Extracts from a graphics dataset
►

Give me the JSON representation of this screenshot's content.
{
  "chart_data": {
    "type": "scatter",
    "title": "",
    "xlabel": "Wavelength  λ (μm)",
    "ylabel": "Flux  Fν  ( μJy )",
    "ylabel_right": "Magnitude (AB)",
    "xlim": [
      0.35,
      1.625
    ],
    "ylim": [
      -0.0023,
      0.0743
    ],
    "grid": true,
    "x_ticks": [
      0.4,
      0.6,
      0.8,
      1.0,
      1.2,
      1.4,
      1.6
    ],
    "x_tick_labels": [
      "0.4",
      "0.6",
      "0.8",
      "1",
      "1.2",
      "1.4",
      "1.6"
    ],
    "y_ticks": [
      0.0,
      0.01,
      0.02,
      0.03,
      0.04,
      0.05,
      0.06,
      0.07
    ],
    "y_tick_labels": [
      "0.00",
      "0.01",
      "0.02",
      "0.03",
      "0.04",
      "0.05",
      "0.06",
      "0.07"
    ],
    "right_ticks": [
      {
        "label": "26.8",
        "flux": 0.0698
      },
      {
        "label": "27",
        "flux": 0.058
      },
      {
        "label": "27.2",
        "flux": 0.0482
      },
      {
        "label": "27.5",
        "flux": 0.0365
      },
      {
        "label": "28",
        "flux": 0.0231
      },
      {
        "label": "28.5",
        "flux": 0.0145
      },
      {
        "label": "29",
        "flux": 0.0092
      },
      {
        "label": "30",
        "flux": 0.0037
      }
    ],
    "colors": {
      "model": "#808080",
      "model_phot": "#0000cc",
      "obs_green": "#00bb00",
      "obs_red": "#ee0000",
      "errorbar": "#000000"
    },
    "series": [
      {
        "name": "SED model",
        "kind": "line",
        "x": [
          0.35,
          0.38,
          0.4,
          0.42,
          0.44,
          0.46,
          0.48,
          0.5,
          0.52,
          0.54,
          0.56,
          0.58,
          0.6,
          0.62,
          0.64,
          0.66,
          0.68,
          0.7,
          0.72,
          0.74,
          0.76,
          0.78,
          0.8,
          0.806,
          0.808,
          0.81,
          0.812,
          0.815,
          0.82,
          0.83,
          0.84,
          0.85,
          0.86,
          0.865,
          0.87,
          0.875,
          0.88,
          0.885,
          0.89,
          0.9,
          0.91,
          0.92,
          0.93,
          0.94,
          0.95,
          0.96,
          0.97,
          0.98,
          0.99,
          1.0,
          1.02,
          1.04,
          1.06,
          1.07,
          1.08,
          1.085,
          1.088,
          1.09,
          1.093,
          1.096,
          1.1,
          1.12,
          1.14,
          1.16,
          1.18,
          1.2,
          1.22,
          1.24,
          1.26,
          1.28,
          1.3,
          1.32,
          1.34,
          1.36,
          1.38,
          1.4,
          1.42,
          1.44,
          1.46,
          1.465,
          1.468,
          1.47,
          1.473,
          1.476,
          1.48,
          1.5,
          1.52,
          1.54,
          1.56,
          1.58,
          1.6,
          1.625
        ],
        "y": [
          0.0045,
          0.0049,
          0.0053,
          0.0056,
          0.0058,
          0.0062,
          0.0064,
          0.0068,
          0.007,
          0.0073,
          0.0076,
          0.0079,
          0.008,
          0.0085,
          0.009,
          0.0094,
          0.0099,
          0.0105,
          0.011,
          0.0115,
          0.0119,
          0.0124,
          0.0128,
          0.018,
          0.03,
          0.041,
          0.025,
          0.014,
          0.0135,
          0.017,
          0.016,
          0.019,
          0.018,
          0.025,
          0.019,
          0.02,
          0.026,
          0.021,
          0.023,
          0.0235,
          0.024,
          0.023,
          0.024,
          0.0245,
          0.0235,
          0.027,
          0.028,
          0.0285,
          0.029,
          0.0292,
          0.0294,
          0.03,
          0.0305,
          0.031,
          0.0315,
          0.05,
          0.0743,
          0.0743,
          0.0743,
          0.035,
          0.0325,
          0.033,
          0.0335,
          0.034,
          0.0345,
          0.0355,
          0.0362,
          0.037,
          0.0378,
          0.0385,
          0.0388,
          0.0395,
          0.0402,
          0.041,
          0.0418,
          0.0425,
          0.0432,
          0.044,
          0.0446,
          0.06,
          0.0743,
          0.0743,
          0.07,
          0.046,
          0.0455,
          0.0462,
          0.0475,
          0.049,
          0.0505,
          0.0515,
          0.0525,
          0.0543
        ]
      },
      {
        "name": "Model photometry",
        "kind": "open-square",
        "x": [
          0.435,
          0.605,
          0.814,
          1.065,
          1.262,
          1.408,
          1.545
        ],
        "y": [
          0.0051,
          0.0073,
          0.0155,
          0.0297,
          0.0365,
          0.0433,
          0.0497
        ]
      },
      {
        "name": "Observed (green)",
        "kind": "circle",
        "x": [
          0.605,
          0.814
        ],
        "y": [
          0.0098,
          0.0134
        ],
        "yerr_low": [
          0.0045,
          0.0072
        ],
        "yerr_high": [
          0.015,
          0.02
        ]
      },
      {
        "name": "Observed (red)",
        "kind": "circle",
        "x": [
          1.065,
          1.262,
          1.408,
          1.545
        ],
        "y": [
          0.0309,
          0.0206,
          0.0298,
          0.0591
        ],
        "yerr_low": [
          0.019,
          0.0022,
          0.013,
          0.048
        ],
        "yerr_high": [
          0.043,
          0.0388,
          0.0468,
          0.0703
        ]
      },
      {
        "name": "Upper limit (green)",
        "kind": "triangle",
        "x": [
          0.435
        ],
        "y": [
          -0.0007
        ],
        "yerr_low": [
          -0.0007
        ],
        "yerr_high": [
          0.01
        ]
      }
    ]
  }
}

◄

PROMPT: The records above must be output exactly, in full.

SOLUTION FOR THIS EXERCISE:
Give me the JSON representation of this screenshot's content.
{
  "chart_data": {
    "type": "scatter",
    "title": "",
    "xlabel": "Wavelength  λ (μm)",
    "ylabel": "Flux  Fν  ( μJy )",
    "ylabel_right": "Magnitude (AB)",
    "xlim": [
      0.35,
      1.625
    ],
    "ylim": [
      -0.0023,
      0.0743
    ],
    "grid": true,
    "x_ticks": [
      0.4,
      0.6,
      0.8,
      1.0,
      1.2,
      1.4,
      1.6
    ],
    "x_tick_labels": [
      "0.4",
      "0.6",
      "0.8",
      "1",
      "1.2",
      "1.4",
      "1.6"
    ],
    "y_ticks": [
      0.0,
      0.01,
      0.02,
      0.03,
      0.04,
      0.05,
      0.06,
      0.07
    ],
    "y_tick_labels": [
      "0.00",
      "0.01",
      "0.02",
      "0.03",
      "0.04",
      "0.05",
      "0.06",
      "0.07"
    ],
    "right_ticks": [
      {
        "label": "26.8",
        "flux": 0.0698
      },
      {
        "label": "27",
        "flux": 0.058
      },
      {
        "label": "27.2",
        "flux": 0.0482
      },
      {
        "label": "27.5",
        "flux": 0.0365
      },
      {
        "label": "28",
        "flux": 0.0231
      },
      {
        "label": "28.5",
        "flux": 0.0145
      },
      {
        "label": "29",
        "flux": 0.0092
      },
      {
        "label": "30",
        "flux": 0.0037
      }
    ],
    "colors": {
      "model": "#808080",
      "model_phot": "#0000cc",
      "obs_green": "#00bb00",
      "obs_red": "#ee0000",
      "errorbar": "#000000"
    },
    "series": [
      {
        "name": "SED model",
        "kind": "line",
        "x": [
          0.35,
          0.38,
          0.4,
          0.42,
          0.44,
          0.46,
          0.48,
          0.5,
          0.52,
          0.54,
          0.56,
          0.58,
          0.6,
          0.62,
          0.64,
          0.66,
          0.68,
          0.7,
          0.72,
          0.74,
          0.76,
          0.78,
          0.8,
          0.806,
          0.808,
          0.81,
          0.812,
          0.815,
          0.82,
          0.83,
          0.84,
          0.85,
          0.86,
          0.865,
          0.87,
          0.875,
          0.88,
          0.885,
          0.89,
          0.9,
          0.91,
          0.92,
          0.93,
          0.94,
          0.95,
          0.96,
          0.97,
          0.98,
          0.99,
          1.0,
          1.02,
          1.04,
          1.06,
          1.07,
          1.08,
          1.085,
          1.088,
          1.09,
          1.093,
          1.096,
          1.1,
          1.12,
          1.14,
          1.16,
          1.18,
          1.2,
          1.22,
          1.24,
          1.26,
          1.28,
          1.3,
          1.32,
          1.34,
          1.36,
          1.38,
          1.4,
          1.42,
          1.44,
          1.46,
          1.465,
          1.468,
          1.47,
          1.473,
          1.476,
          1.48,
          1.5,
          1.52,
          1.54,
          1.56,
          1.58,
          1.6,
          1.625
        ],
        "y": [
          0.0045,
          0.0049,
          0.0053,
          0.0056,
          0.0058,
          0.0062,
          0.0064,
          0.0068,
          0.007,
          0.0073,
          0.0076,
          0.0079,
          0.008,
          0.0085,
          0.009,
          0.0094,
          0.0099,
          0.0105,
          0.011,
          0.0115,
          0.0119,
          0.0124,
          0.0128,
          0.018,
          0.03,
          0.041,
          0.025,
          0.014,
          0.0135,
          0.017,
          0.016,
          0.019,
          0.018,
          0.025,
          0.019,
          0.02,
          0.026,
          0.021,
          0.023,
          0.0235,
          0.024,
          0.023,
          0.024,
          0.0245,
          0.0235,
          0.027,
          0.028,
          0.0285,
          0.029,
          0.0292,
          0.0294,
          0.03,
          0.0305,
          0.031,
          0.0315,
          0.05,
          0.0743,
          0.0743,
          0.0743,
          0.035,
          0.0325,
          0.033,
          0.0335,
          0.034,
          0.0345,
          0.0355,
          0.0362,
          0.037,
          0.0378,
          0.0385,
          0.0388,
          0.0395,
          0.0402,
          0.041,
          0.0418,
          0.0425,
          0.0432,
          0.044,
          0.0446,
          0.06,
          0.0743,
          0.0743,
          0.07,
          0.046,
          0.0455,
          0.0462,
          0.0475,
          0.049,
          0.0505,
          0.0515,
          0.0525,
          0.0543
        ]
      },
      {
        "name": "Model photometry",
        "kind": "open-square",
        "x": [
          0.435,
          0.605,
          0.814,
          1.065,
          1.262,
          1.408,
          1.545
        ],
        "y": [
          0.0051,
          0.0073,
          0.0155,
          0.0297,
          0.0365,
          0.0433,
          0.0497
        ]
      },
      {
        "name": "Observed (green)",
        "kind": "circle",
        "x": [
          0.605,
          0.814
        ],
        "y": [
          0.0098,
          0.0134
        ],
        "yerr_low": [
          0.0045,
          0.0072
        ],
        "yerr_high": [
          0.015,
          0.02
        ]
      },
      {
        "name": "Observed (red)",
        "kind": "circle",
        "x": [
          1.065,
          1.262,
          1.408,
          1.545
        ],
        "y": [
          0.0309,
          0.0206,
          0.0298,
          0.0591
        ],
        "yerr_low": [
          0.019,
          0.0022,
          0.013,
          0.048
        ],
        "yerr_high": [
          0.043,
          0.0388,
          0.0468,
          0.0703
        ]
      },
      {
        "name": "Upper limit (green)",
        "kind": "triangle",
        "x": [
          0.435
        ],
        "y": [
          -0.0007
        ],
        "yerr_low": [
          -0.0007
        ],
        "yerr_high": [
          0.01
        ]
      }
    ]
  }
}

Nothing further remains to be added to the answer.